- [Your task]: Give only the number of lines where "hecho" occurs.

- [Provided entries]:
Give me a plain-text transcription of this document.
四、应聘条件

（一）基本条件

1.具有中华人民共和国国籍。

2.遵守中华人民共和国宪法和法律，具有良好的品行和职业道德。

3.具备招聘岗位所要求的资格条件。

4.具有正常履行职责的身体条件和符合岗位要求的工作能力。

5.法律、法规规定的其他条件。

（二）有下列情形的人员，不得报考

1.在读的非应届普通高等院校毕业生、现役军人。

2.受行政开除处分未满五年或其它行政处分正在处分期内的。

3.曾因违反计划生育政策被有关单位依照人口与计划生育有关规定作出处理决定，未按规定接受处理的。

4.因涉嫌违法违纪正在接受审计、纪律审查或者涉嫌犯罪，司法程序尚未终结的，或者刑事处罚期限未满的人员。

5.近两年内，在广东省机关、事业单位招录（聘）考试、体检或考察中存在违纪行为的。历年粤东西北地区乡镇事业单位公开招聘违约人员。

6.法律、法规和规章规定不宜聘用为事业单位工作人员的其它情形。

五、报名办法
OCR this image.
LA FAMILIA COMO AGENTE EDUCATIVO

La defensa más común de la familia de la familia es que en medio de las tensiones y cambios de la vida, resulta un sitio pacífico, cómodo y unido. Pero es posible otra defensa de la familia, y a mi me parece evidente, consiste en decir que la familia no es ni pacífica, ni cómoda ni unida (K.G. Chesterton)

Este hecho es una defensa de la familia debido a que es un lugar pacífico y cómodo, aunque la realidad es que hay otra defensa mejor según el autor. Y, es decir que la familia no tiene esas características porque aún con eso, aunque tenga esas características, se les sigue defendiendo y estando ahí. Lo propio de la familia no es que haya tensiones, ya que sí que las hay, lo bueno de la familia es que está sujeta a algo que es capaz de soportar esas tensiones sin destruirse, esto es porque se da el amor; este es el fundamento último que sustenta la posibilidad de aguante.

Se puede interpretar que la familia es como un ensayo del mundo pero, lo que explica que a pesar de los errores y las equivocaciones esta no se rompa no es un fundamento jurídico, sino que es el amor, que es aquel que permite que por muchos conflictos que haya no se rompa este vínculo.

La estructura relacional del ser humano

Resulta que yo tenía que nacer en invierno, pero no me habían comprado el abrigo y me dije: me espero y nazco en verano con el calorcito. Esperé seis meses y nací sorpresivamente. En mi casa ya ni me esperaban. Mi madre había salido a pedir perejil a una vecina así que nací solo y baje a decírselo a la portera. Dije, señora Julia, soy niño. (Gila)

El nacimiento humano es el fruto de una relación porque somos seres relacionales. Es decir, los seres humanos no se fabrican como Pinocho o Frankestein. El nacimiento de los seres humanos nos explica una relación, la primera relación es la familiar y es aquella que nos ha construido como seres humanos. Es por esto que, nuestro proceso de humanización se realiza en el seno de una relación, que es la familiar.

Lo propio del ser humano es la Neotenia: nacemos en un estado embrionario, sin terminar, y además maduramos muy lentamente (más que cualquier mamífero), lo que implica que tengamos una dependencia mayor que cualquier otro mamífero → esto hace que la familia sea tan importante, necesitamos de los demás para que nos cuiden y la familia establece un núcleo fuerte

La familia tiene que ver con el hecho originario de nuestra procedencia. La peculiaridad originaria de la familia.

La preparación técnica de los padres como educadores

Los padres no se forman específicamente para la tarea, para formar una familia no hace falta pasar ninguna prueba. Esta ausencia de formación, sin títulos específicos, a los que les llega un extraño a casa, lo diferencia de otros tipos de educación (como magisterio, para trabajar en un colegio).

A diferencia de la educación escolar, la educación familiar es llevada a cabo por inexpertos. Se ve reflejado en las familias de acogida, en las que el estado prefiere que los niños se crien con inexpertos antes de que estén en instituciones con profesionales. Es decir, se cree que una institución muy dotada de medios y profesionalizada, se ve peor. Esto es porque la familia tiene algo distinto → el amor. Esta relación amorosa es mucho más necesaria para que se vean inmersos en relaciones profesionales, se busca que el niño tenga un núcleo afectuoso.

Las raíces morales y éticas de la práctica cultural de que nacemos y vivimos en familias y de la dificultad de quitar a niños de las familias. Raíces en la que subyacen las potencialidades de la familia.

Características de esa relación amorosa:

- [Task output]: 2